[Page transcription entries]

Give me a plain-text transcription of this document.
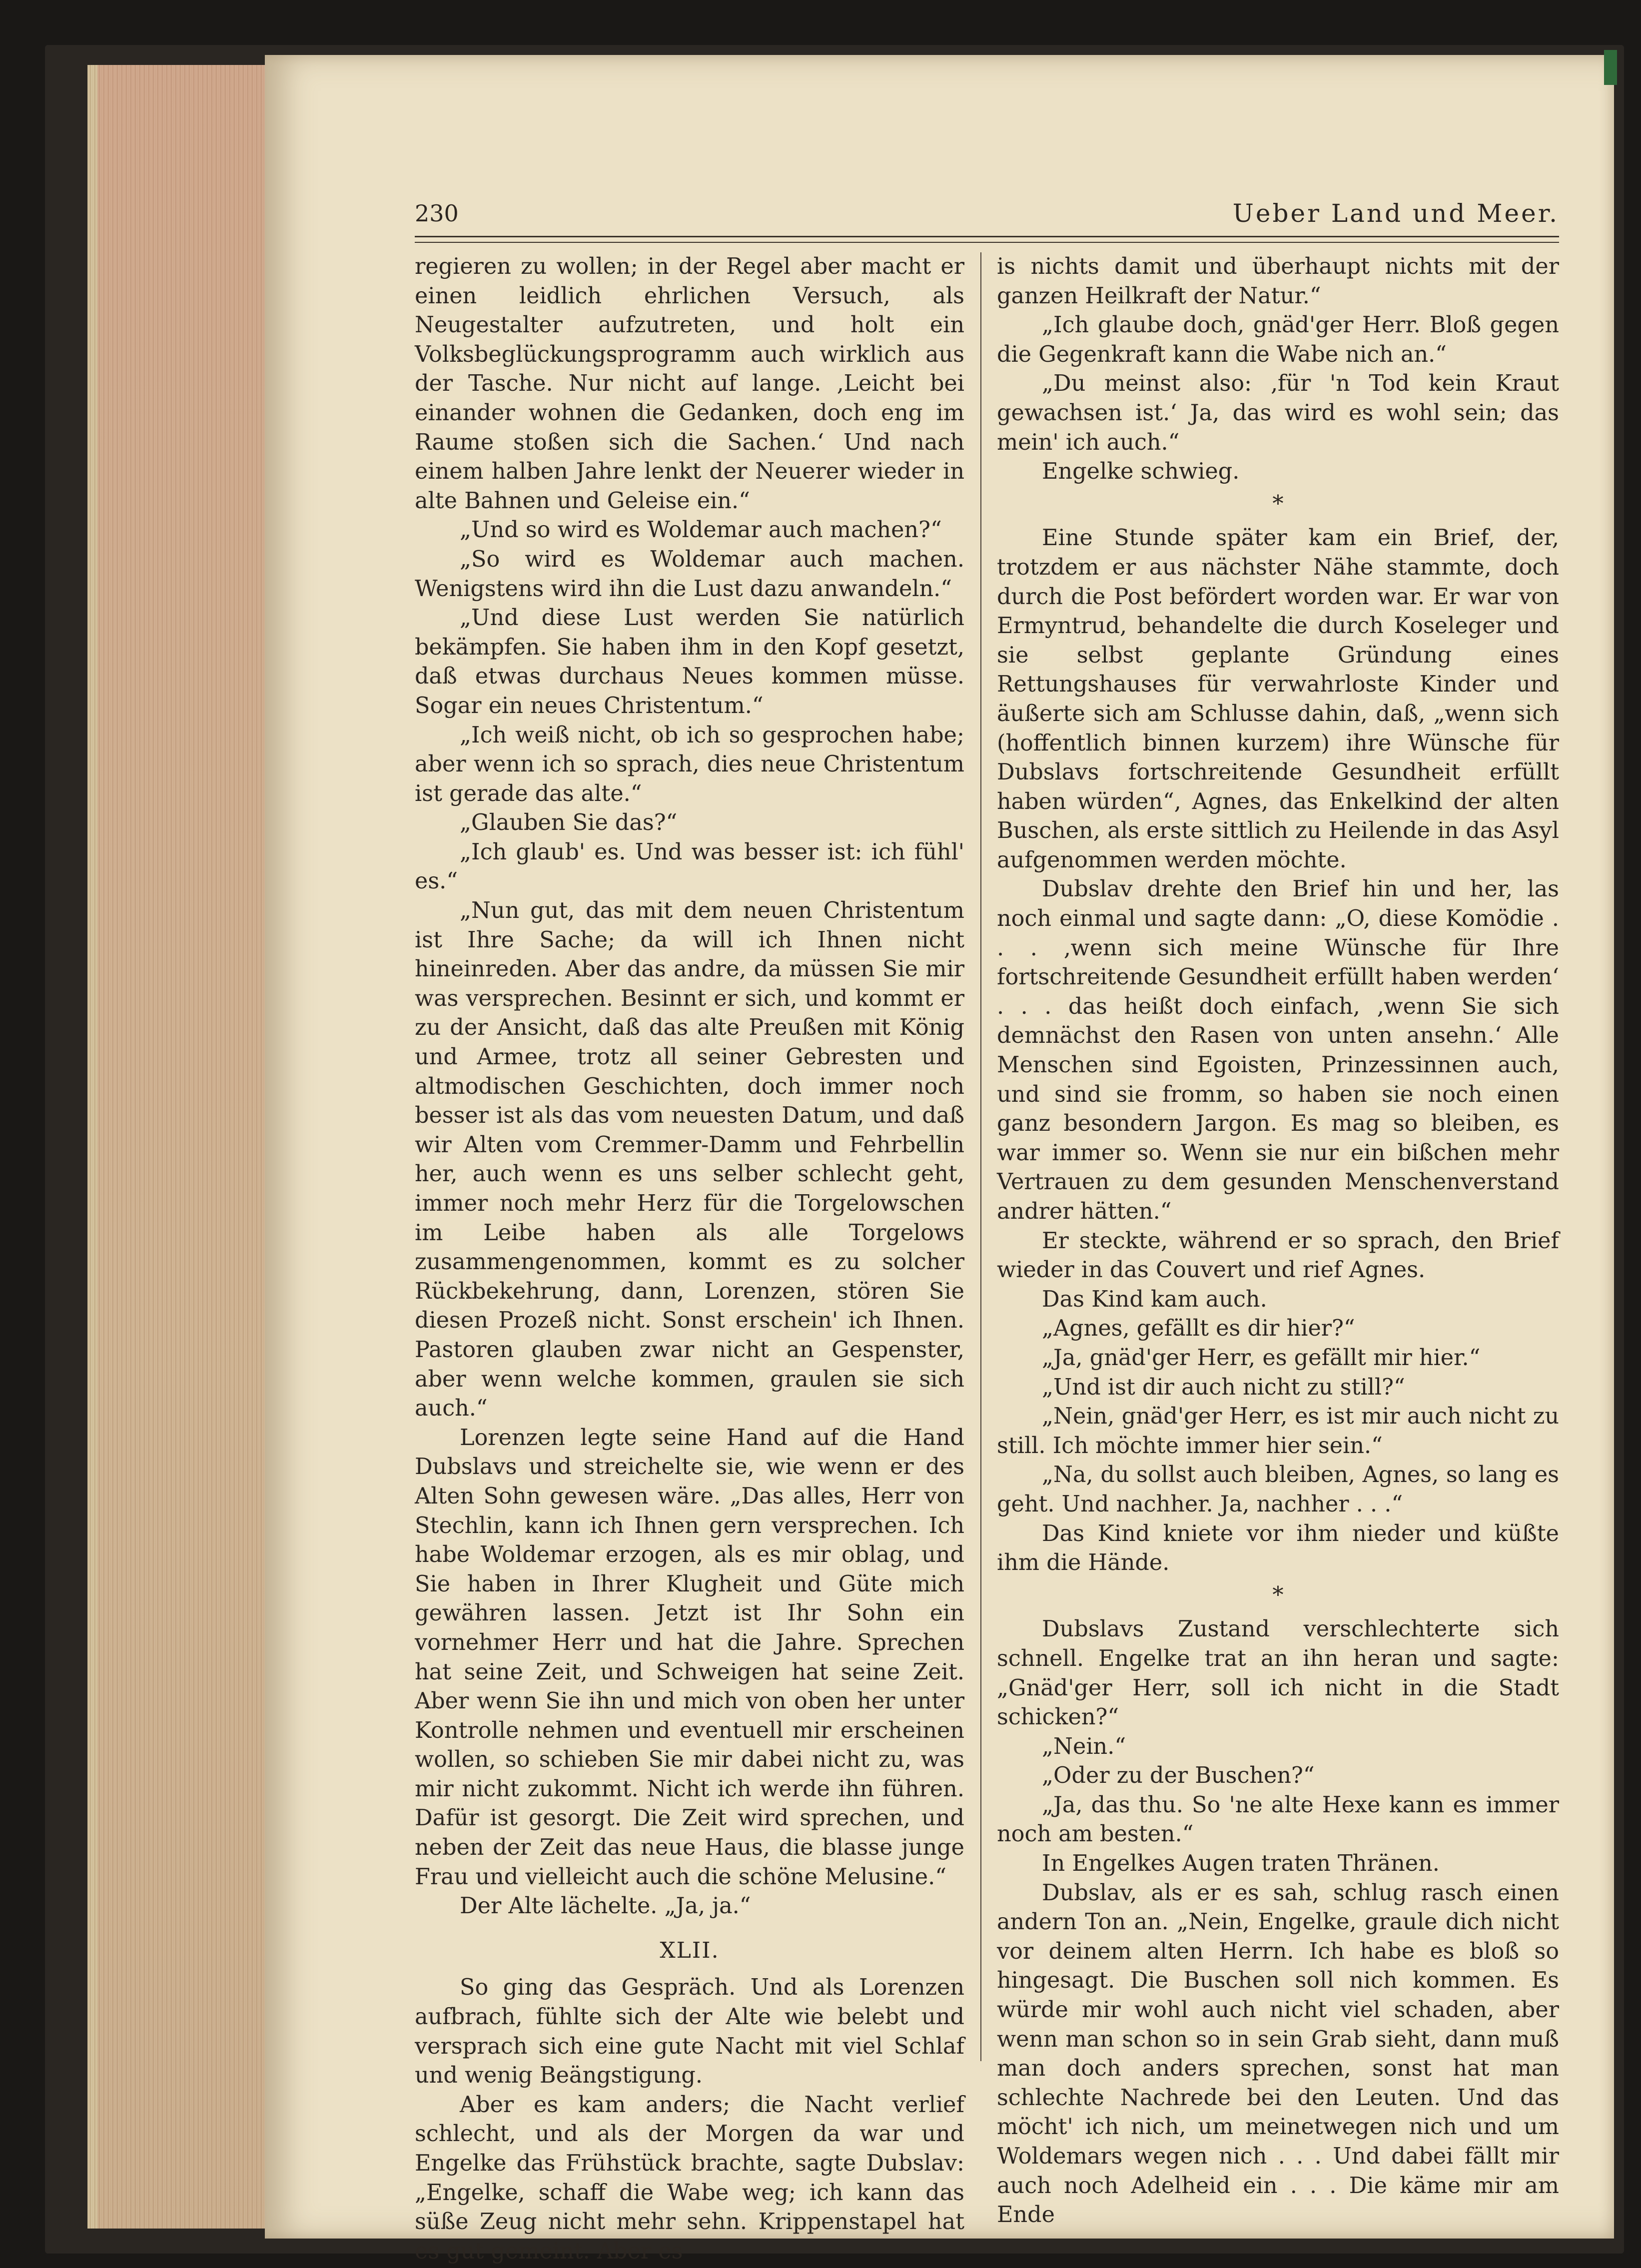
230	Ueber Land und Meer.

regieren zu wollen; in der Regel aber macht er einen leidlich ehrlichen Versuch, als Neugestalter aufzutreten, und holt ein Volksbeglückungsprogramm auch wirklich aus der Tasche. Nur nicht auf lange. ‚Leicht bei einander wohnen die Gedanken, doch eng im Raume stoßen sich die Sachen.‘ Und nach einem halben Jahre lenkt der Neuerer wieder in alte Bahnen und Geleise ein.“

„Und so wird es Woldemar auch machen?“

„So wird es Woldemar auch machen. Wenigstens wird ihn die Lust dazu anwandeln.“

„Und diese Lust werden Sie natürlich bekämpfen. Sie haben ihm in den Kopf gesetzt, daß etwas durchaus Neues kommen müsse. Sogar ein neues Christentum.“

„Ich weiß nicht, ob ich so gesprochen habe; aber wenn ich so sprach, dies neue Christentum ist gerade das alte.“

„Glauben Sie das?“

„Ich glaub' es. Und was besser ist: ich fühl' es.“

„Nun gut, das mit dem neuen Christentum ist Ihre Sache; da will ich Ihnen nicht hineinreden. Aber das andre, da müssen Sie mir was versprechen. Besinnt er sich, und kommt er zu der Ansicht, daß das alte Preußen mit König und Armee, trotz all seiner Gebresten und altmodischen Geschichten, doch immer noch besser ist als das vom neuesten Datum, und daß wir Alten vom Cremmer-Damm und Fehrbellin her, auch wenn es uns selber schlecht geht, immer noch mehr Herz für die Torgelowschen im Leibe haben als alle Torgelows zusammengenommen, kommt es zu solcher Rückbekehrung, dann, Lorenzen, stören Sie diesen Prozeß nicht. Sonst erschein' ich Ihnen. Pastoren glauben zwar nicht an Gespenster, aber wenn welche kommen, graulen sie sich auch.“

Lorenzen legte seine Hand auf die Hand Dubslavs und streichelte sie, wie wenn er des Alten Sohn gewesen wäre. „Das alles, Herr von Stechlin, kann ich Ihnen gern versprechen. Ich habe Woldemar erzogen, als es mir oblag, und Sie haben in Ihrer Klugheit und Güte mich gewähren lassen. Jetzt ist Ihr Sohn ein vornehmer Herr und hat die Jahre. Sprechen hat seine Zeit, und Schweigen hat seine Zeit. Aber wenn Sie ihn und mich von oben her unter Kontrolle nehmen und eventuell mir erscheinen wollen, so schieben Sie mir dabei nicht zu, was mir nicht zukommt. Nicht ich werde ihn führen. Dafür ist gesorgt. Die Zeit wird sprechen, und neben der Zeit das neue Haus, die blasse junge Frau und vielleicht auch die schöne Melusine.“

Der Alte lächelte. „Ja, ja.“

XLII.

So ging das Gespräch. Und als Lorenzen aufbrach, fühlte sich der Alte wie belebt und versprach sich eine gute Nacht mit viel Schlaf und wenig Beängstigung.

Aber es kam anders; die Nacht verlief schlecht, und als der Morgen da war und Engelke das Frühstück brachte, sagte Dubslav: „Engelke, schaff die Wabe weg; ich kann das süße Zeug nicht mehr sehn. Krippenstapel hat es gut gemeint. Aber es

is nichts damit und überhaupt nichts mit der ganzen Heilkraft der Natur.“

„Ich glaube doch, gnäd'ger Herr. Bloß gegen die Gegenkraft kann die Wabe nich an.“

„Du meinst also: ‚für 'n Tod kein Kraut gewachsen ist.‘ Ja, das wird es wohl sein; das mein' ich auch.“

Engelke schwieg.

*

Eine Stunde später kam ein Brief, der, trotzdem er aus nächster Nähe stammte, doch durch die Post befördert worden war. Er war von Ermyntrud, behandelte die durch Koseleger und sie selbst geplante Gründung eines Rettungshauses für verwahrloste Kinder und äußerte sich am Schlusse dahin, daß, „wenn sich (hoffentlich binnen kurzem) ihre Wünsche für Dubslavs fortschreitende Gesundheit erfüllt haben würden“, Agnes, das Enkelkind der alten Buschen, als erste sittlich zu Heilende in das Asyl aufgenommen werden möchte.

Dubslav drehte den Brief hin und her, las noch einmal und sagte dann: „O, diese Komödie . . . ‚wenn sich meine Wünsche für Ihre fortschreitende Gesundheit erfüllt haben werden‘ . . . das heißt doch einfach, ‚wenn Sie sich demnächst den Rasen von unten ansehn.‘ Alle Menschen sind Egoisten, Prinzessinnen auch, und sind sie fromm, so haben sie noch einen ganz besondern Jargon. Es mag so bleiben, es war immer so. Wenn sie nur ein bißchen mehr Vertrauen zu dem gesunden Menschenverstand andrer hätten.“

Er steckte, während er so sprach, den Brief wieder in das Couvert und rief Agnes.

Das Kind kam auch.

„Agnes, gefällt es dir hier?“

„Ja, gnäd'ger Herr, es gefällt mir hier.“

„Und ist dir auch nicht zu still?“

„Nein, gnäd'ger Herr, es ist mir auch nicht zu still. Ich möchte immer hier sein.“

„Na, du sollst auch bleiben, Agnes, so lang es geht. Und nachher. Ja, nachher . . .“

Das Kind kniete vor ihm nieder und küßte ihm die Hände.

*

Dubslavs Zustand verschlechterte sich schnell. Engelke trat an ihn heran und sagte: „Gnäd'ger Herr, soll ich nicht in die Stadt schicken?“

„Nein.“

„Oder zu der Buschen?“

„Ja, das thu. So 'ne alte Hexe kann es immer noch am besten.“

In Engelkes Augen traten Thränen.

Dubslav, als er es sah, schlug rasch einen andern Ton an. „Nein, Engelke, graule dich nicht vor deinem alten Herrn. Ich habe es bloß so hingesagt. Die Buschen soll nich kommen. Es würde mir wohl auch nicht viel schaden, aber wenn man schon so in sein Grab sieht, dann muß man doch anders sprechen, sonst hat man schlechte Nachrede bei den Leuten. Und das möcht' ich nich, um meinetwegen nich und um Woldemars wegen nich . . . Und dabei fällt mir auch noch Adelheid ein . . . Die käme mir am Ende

--

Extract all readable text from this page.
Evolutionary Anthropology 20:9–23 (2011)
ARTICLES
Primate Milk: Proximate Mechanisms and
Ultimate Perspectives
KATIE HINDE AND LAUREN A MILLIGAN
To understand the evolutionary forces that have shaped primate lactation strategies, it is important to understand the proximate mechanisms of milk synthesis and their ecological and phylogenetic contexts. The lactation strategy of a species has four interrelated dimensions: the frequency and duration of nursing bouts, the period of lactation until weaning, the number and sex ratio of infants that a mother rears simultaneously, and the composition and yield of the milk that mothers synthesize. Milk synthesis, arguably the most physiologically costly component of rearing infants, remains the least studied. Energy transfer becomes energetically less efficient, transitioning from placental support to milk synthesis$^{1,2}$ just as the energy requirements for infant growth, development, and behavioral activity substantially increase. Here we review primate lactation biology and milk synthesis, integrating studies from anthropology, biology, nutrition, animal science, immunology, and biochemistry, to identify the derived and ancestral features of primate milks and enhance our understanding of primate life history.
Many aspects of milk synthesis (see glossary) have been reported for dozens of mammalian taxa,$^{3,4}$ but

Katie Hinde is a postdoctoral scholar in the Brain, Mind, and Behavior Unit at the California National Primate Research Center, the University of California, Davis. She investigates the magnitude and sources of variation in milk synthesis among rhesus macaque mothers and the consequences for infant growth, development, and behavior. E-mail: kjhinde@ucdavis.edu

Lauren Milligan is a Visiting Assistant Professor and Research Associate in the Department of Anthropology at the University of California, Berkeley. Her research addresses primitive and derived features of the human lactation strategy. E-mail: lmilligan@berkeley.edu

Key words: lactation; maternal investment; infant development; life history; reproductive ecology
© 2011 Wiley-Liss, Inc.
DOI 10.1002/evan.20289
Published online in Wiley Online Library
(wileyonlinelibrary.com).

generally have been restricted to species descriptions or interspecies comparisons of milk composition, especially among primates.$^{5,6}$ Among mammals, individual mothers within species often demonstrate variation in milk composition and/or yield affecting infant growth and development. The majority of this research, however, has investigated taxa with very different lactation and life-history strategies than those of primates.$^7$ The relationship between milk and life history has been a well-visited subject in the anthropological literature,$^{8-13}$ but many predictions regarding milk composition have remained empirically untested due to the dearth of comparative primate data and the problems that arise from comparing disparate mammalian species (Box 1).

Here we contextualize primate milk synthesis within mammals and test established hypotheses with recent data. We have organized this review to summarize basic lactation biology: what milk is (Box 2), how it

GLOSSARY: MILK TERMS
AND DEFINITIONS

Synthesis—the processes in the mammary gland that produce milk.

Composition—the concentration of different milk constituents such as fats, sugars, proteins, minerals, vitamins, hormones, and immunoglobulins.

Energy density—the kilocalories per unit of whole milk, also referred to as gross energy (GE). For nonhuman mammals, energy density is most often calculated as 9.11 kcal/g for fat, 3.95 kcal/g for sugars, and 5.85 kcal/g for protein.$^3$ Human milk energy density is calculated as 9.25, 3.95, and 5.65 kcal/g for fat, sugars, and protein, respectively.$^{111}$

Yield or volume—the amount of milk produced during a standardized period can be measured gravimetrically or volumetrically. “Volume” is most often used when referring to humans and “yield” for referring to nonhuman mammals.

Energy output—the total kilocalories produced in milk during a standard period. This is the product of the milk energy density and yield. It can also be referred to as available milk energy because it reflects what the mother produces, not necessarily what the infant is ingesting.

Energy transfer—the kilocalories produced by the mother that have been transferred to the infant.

WHAT YOU NEED TO DO
Copy out each line of the data that holds the string "Wabe".

RESPONSE TO THE TASK
Aber es kam anders; die Nacht verlief schlecht, und als der Morgen da war und Engelke das Frühstück brachte, sagte Dubslav: „Engelke, schaff die Wabe weg; ich kann das süße Zeug nicht mehr sehn. Krippenstapel hat es gut gemeint. Aber es
„Ich glaube doch, gnäd'ger Herr. Bloß gegen die Gegenkraft kann die Wabe nich an.“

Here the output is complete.